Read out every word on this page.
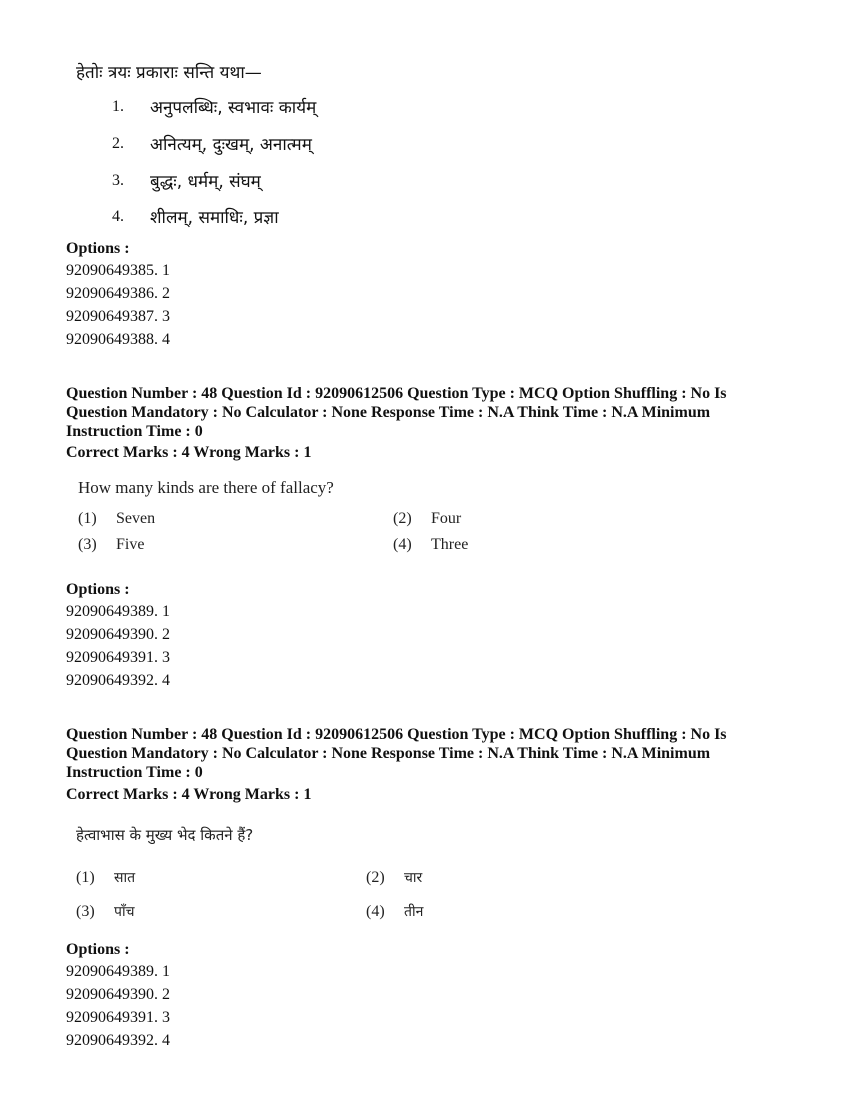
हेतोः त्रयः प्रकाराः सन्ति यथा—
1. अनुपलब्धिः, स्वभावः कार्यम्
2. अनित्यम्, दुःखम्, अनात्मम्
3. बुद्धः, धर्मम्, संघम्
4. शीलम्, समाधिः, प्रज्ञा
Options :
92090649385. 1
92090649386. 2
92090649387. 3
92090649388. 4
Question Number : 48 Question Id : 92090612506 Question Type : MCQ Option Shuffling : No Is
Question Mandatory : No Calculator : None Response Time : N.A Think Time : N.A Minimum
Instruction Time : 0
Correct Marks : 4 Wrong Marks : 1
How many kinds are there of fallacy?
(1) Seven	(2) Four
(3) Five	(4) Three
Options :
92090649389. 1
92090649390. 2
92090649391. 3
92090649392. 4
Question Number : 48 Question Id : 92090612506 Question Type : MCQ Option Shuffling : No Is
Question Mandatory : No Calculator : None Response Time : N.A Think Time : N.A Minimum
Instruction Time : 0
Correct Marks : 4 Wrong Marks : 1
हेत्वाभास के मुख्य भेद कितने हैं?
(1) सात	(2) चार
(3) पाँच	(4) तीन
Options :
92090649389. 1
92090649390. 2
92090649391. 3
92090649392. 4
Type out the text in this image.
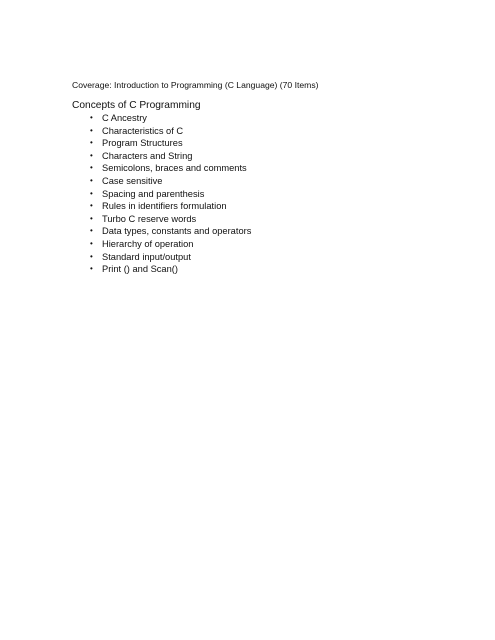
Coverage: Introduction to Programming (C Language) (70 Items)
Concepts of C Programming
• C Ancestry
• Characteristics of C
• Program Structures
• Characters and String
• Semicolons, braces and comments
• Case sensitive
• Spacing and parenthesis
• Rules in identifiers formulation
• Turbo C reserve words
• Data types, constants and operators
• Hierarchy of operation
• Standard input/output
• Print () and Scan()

******

*Requirements*
Identify each line holding the string "Programming", and copy it out.

*Answer for the task*
Coverage: Introduction to Programming (C Language) (70 Items)
Concepts of C Programming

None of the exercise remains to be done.